Dataset listings of figures:
+--
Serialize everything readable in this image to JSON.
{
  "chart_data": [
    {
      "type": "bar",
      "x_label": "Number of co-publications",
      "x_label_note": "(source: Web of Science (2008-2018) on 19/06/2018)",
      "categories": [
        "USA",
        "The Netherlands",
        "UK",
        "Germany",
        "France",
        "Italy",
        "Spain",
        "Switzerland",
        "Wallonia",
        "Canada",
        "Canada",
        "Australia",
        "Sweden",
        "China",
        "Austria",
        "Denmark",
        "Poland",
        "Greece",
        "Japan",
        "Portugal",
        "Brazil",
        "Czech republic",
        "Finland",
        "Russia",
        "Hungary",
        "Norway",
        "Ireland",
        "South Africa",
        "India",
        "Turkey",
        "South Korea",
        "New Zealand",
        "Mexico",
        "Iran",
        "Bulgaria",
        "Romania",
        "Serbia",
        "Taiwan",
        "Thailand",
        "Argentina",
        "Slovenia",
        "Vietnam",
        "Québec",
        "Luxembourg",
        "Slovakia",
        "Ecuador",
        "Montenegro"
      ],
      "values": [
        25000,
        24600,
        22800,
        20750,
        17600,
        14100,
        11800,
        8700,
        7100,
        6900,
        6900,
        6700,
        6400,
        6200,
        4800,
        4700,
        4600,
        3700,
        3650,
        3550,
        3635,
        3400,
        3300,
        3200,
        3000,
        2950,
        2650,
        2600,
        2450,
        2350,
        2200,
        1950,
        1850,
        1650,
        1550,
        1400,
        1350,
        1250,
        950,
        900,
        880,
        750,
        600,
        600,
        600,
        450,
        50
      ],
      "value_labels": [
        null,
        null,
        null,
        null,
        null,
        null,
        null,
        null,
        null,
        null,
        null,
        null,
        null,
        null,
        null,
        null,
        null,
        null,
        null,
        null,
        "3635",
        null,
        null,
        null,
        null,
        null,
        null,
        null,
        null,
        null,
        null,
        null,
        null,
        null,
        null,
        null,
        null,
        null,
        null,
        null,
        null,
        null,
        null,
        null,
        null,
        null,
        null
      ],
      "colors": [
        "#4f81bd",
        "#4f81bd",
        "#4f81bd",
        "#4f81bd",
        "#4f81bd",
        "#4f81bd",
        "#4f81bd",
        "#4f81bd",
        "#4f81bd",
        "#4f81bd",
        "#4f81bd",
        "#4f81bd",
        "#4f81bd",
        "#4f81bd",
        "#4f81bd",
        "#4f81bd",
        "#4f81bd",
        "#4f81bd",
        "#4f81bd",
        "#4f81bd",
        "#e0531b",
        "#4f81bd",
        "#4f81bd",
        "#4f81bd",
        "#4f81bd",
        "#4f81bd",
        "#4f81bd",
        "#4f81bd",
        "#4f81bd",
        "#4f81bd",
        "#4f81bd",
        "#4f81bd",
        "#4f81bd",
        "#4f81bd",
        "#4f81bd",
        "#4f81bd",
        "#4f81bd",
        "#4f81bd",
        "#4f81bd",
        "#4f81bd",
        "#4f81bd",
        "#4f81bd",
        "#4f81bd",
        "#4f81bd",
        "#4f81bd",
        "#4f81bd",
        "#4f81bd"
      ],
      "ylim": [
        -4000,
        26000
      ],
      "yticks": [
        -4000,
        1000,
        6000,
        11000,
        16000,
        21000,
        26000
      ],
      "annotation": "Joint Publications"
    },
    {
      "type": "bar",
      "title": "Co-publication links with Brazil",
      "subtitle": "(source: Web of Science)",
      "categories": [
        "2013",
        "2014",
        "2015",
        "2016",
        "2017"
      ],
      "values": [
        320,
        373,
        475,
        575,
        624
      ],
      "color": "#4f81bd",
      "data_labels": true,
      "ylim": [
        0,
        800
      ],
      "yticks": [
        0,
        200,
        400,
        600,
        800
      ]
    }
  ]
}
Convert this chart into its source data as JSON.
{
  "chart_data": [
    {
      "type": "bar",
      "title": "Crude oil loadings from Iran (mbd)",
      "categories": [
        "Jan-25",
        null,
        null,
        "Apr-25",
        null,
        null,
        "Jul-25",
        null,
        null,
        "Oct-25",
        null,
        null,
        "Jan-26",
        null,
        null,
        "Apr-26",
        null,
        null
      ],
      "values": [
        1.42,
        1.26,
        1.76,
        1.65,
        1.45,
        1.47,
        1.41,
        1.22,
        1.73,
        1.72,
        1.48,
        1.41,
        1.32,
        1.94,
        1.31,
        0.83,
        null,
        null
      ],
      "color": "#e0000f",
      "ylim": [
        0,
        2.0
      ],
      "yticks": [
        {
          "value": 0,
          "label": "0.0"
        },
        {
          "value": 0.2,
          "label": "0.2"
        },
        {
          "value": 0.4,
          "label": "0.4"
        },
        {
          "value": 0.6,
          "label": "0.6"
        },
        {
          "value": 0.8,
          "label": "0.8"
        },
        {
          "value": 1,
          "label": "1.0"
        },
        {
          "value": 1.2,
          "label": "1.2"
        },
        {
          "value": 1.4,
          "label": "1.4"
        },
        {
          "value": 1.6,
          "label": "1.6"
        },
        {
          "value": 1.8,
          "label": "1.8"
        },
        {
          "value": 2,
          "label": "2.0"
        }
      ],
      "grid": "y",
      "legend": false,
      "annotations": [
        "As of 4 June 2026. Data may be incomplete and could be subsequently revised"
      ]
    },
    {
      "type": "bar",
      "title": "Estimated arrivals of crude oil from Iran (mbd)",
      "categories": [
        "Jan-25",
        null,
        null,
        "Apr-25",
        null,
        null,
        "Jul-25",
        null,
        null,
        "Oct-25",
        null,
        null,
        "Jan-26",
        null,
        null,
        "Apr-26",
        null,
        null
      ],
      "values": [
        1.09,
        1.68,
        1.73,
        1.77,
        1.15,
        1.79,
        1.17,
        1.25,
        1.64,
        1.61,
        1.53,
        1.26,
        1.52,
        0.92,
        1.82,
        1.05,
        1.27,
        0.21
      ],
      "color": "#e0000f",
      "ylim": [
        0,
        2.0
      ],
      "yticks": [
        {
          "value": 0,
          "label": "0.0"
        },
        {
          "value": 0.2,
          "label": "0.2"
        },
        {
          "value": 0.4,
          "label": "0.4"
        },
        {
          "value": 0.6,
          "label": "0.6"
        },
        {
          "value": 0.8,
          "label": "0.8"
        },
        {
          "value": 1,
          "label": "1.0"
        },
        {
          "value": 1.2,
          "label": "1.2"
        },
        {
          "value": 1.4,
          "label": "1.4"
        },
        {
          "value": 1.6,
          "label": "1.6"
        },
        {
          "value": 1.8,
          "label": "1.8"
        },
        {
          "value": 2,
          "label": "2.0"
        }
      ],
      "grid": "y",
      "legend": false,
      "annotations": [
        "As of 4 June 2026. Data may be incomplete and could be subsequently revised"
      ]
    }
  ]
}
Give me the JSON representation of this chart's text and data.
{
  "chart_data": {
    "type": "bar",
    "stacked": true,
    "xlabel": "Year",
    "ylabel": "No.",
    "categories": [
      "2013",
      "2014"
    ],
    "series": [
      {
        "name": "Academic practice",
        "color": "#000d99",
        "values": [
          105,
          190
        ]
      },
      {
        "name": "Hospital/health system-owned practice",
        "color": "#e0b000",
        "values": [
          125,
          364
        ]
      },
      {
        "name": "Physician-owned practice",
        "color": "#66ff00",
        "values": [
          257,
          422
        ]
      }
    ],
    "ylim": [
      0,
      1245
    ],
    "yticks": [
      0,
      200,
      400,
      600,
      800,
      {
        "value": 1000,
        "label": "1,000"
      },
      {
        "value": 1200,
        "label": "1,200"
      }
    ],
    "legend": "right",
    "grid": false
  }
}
+--
REQUIRED WORK: Could you quote the material above in full, exactly as it stands?

EXERCISE SOLUTION:
Serialize everything readable in this image to JSON.
{
  "chart_data": [
    {
      "type": "bar",
      "x_label": "Number of co-publications",
      "x_label_note": "(source: Web of Science (2008-2018) on 19/06/2018)",
      "categories": [
        "USA",
        "The Netherlands",
        "UK",
        "Germany",
        "France",
        "Italy",
        "Spain",
        "Switzerland",
        "Wallonia",
        "Canada",
        "Canada",
        "Australia",
        "Sweden",
        "China",
        "Austria",
        "Denmark",
        "Poland",
        "Greece",
        "Japan",
        "Portugal",
        "Brazil",
        "Czech republic",
        "Finland",
        "Russia",
        "Hungary",
        "Norway",
        "Ireland",
        "South Africa",
        "India",
        "Turkey",
        "South Korea",
        "New Zealand",
        "Mexico",
        "Iran",
        "Bulgaria",
        "Romania",
        "Serbia",
        "Taiwan",
        "Thailand",
        "Argentina",
        "Slovenia",
        "Vietnam",
        "Québec",
        "Luxembourg",
        "Slovakia",
        "Ecuador",
        "Montenegro"
      ],
      "values": [
        25000,
        24600,
        22800,
        20750,
        17600,
        14100,
        11800,
        8700,
        7100,
        6900,
        6900,
        6700,
        6400,
        6200,
        4800,
        4700,
        4600,
        3700,
        3650,
        3550,
        3635,
        3400,
        3300,
        3200,
        3000,
        2950,
        2650,
        2600,
        2450,
        2350,
        2200,
        1950,
        1850,
        1650,
        1550,
        1400,
        1350,
        1250,
        950,
        900,
        880,
        750,
        600,
        600,
        600,
        450,
        50
      ],
      "value_labels": [
        null,
        null,
        null,
        null,
        null,
        null,
        null,
        null,
        null,
        null,
        null,
        null,
        null,
        null,
        null,
        null,
        null,
        null,
        null,
        null,
        "3635",
        null,
        null,
        null,
        null,
        null,
        null,
        null,
        null,
        null,
        null,
        null,
        null,
        null,
        null,
        null,
        null,
        null,
        null,
        null,
        null,
        null,
        null,
        null,
        null,
        null,
        null
      ],
      "colors": [
        "#4f81bd",
        "#4f81bd",
        "#4f81bd",
        "#4f81bd",
        "#4f81bd",
        "#4f81bd",
        "#4f81bd",
        "#4f81bd",
        "#4f81bd",
        "#4f81bd",
        "#4f81bd",
        "#4f81bd",
        "#4f81bd",
        "#4f81bd",
        "#4f81bd",
        "#4f81bd",
        "#4f81bd",
        "#4f81bd",
        "#4f81bd",
        "#4f81bd",
        "#e0531b",
        "#4f81bd",
        "#4f81bd",
        "#4f81bd",
        "#4f81bd",
        "#4f81bd",
        "#4f81bd",
        "#4f81bd",
        "#4f81bd",
        "#4f81bd",
        "#4f81bd",
        "#4f81bd",
        "#4f81bd",
        "#4f81bd",
        "#4f81bd",
        "#4f81bd",
        "#4f81bd",
        "#4f81bd",
        "#4f81bd",
        "#4f81bd",
        "#4f81bd",
        "#4f81bd",
        "#4f81bd",
        "#4f81bd",
        "#4f81bd",
        "#4f81bd",
        "#4f81bd"
      ],
      "ylim": [
        -4000,
        26000
      ],
      "yticks": [
        -4000,
        1000,
        6000,
        11000,
        16000,
        21000,
        26000
      ],
      "annotation": "Joint Publications"
    },
    {
      "type": "bar",
      "title": "Co-publication links with Brazil",
      "subtitle": "(source: Web of Science)",
      "categories": [
        "2013",
        "2014",
        "2015",
        "2016",
        "2017"
      ],
      "values": [
        320,
        373,
        475,
        575,
        624
      ],
      "color": "#4f81bd",
      "data_labels": true,
      "ylim": [
        0,
        800
      ],
      "yticks": [
        0,
        200,
        400,
        600,
        800
      ]
    }
  ]
}
Convert this chart into its source data as JSON.
{
  "chart_data": [
    {
      "type": "bar",
      "title": "Crude oil loadings from Iran (mbd)",
      "categories": [
        "Jan-25",
        null,
        null,
        "Apr-25",
        null,
        null,
        "Jul-25",
        null,
        null,
        "Oct-25",
        null,
        null,
        "Jan-26",
        null,
        null,
        "Apr-26",
        null,
        null
      ],
      "values": [
        1.42,
        1.26,
        1.76,
        1.65,
        1.45,
        1.47,
        1.41,
        1.22,
        1.73,
        1.72,
        1.48,
        1.41,
        1.32,
        1.94,
        1.31,
        0.83,
        null,
        null
      ],
      "color": "#e0000f",
      "ylim": [
        0,
        2.0
      ],
      "yticks": [
        {
          "value": 0,
          "label": "0.0"
        },
        {
          "value": 0.2,
          "label": "0.2"
        },
        {
          "value": 0.4,
          "label": "0.4"
        },
        {
          "value": 0.6,
          "label": "0.6"
        },
        {
          "value": 0.8,
          "label": "0.8"
        },
        {
          "value": 1,
          "label": "1.0"
        },
        {
          "value": 1.2,
          "label": "1.2"
        },
        {
          "value": 1.4,
          "label": "1.4"
        },
        {
          "value": 1.6,
          "label": "1.6"
        },
        {
          "value": 1.8,
          "label": "1.8"
        },
        {
          "value": 2,
          "label": "2.0"
        }
      ],
      "grid": "y",
      "legend": false,
      "annotations": [
        "As of 4 June 2026. Data may be incomplete and could be subsequently revised"
      ]
    },
    {
      "type": "bar",
      "title": "Estimated arrivals of crude oil from Iran (mbd)",
      "categories": [
        "Jan-25",
        null,
        null,
        "Apr-25",
        null,
        null,
        "Jul-25",
        null,
        null,
        "Oct-25",
        null,
        null,
        "Jan-26",
        null,
        null,
        "Apr-26",
        null,
        null
      ],
      "values": [
        1.09,
        1.68,
        1.73,
        1.77,
        1.15,
        1.79,
        1.17,
        1.25,
        1.64,
        1.61,
        1.53,
        1.26,
        1.52,
        0.92,
        1.82,
        1.05,
        1.27,
        0.21
      ],
      "color": "#e0000f",
      "ylim": [
        0,
        2.0
      ],
      "yticks": [
        {
          "value": 0,
          "label": "0.0"
        },
        {
          "value": 0.2,
          "label": "0.2"
        },
        {
          "value": 0.4,
          "label": "0.4"
        },
        {
          "value": 0.6,
          "label": "0.6"
        },
        {
          "value": 0.8,
          "label": "0.8"
        },
        {
          "value": 1,
          "label": "1.0"
        },
        {
          "value": 1.2,
          "label": "1.2"
        },
        {
          "value": 1.4,
          "label": "1.4"
        },
        {
          "value": 1.6,
          "label": "1.6"
        },
        {
          "value": 1.8,
          "label": "1.8"
        },
        {
          "value": 2,
          "label": "2.0"
        }
      ],
      "grid": "y",
      "legend": false,
      "annotations": [
        "As of 4 June 2026. Data may be incomplete and could be subsequently revised"
      ]
    }
  ]
}
Give me the JSON representation of this chart's text and data.
{
  "chart_data": {
    "type": "bar",
    "stacked": true,
    "xlabel": "Year",
    "ylabel": "No.",
    "categories": [
      "2013",
      "2014"
    ],
    "series": [
      {
        "name": "Academic practice",
        "color": "#000d99",
        "values": [
          105,
          190
        ]
      },
      {
        "name": "Hospital/health system-owned practice",
        "color": "#e0b000",
        "values": [
          125,
          364
        ]
      },
      {
        "name": "Physician-owned practice",
        "color": "#66ff00",
        "values": [
          257,
          422
        ]
      }
    ],
    "ylim": [
      0,
      1245
    ],
    "yticks": [
      0,
      200,
      400,
      600,
      800,
      {
        "value": 1000,
        "label": "1,000"
      },
      {
        "value": 1200,
        "label": "1,200"
      }
    ],
    "legend": "right",
    "grid": false
  }
}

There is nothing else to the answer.